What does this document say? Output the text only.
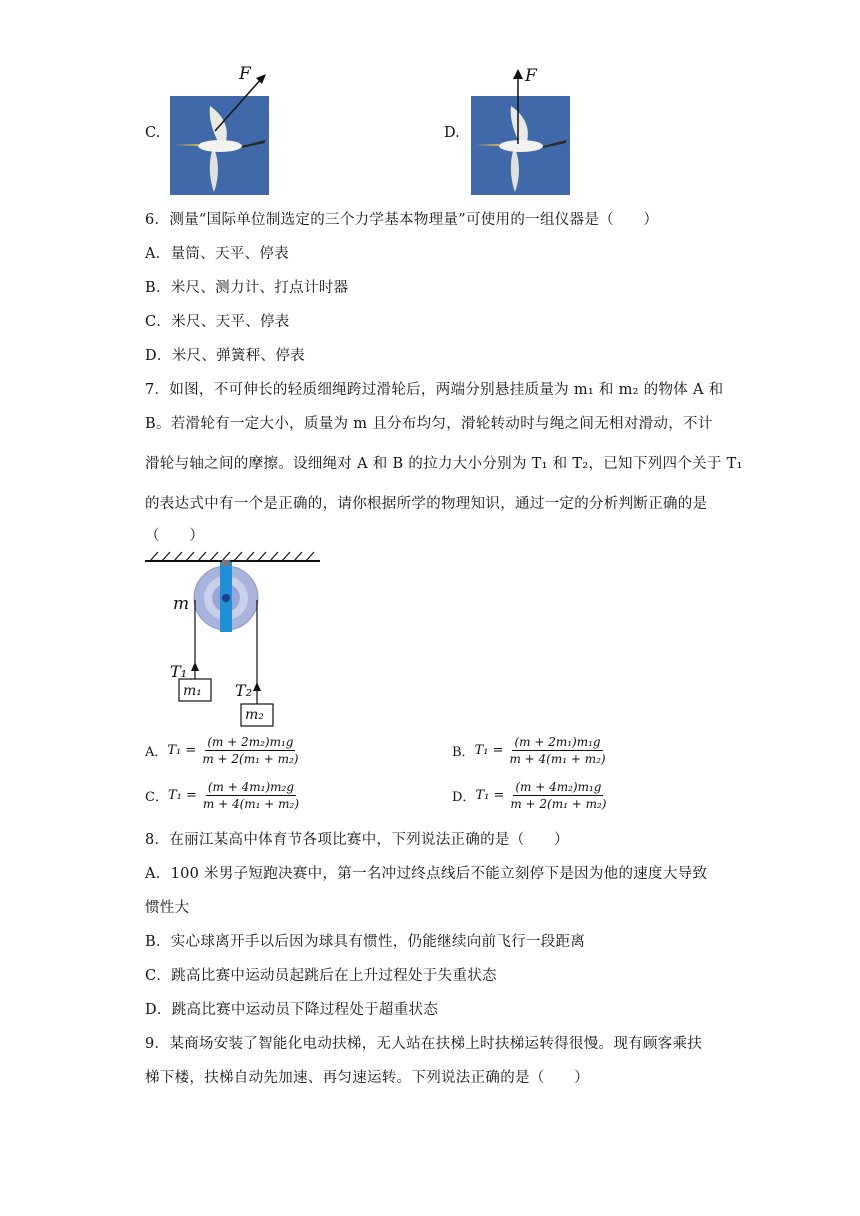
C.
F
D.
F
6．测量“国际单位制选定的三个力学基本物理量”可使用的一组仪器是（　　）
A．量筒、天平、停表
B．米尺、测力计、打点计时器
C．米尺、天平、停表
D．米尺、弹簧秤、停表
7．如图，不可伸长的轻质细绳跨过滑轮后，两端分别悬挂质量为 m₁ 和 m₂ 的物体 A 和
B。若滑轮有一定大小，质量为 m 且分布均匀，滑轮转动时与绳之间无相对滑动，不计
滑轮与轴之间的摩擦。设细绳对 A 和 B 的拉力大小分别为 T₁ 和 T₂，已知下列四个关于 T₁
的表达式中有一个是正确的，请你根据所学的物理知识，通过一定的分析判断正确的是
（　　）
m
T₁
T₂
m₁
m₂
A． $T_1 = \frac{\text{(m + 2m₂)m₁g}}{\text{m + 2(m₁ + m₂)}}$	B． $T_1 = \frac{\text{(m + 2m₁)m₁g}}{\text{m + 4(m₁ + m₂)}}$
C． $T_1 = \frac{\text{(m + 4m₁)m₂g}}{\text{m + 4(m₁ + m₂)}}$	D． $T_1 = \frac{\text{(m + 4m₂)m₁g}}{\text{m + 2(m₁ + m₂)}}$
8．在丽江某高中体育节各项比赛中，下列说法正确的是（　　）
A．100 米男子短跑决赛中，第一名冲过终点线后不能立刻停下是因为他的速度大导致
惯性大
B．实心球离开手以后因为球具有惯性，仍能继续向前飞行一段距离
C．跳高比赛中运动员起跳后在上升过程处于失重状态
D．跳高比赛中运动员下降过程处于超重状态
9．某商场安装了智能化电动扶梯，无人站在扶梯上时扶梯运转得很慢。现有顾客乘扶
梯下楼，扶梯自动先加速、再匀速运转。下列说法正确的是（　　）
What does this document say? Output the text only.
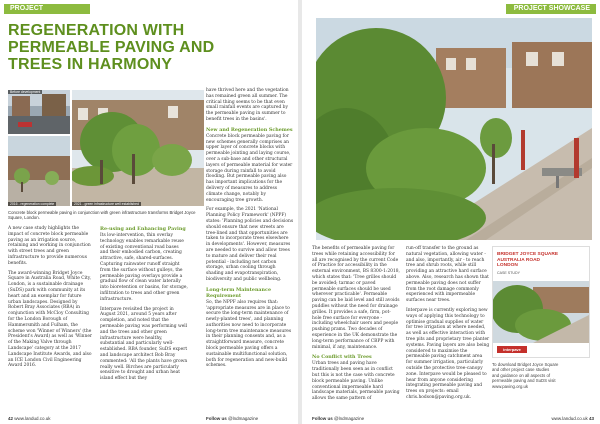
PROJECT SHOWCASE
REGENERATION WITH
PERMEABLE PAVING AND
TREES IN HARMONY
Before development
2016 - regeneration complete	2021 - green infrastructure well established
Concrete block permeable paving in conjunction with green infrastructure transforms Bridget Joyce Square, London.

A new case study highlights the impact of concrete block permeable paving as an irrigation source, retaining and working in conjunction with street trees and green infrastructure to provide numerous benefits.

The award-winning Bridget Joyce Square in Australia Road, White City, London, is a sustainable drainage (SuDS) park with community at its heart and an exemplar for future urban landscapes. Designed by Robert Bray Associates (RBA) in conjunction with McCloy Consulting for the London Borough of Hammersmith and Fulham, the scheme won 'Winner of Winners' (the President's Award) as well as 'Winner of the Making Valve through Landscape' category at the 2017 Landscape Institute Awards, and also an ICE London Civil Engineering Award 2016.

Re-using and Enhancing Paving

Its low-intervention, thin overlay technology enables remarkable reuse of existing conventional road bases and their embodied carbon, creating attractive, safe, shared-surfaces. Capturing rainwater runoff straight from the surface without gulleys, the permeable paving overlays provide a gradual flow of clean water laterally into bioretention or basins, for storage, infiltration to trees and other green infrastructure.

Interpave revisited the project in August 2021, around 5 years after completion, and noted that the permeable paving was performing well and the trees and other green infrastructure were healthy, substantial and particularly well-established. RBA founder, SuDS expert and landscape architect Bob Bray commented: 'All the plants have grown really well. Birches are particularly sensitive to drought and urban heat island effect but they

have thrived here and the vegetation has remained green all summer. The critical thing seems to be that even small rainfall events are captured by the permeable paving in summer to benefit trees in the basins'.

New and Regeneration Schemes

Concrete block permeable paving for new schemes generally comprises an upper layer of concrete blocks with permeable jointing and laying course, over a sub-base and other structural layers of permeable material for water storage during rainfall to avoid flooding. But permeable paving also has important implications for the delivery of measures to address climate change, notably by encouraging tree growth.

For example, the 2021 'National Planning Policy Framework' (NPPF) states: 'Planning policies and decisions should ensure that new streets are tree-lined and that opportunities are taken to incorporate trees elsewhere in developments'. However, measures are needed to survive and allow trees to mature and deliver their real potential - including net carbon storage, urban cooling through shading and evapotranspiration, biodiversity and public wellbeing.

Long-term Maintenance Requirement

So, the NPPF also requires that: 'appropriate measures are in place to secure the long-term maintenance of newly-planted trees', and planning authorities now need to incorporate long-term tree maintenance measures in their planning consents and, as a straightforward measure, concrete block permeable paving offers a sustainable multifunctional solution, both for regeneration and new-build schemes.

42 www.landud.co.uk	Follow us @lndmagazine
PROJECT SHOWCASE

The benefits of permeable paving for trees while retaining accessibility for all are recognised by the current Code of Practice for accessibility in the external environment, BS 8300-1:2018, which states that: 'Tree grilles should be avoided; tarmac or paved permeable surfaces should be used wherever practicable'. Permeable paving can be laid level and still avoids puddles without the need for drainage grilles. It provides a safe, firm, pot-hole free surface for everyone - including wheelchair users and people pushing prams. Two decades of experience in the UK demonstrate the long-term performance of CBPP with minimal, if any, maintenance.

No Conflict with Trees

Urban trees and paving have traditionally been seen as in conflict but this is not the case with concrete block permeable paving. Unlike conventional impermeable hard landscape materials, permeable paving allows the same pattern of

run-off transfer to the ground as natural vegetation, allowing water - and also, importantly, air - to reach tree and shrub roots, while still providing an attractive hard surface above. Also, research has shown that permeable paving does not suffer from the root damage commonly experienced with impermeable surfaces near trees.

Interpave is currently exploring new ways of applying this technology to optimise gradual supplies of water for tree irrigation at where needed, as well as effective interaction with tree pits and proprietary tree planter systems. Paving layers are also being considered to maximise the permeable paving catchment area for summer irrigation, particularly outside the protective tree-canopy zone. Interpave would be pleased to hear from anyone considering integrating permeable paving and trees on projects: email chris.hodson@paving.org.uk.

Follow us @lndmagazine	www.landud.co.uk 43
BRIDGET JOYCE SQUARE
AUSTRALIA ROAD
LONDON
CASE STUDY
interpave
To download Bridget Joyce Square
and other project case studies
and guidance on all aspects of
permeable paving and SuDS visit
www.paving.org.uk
◆ ◆ ◆
State how many lines of the listing include the word "下列说法正确的是". Reply with the number alone.

2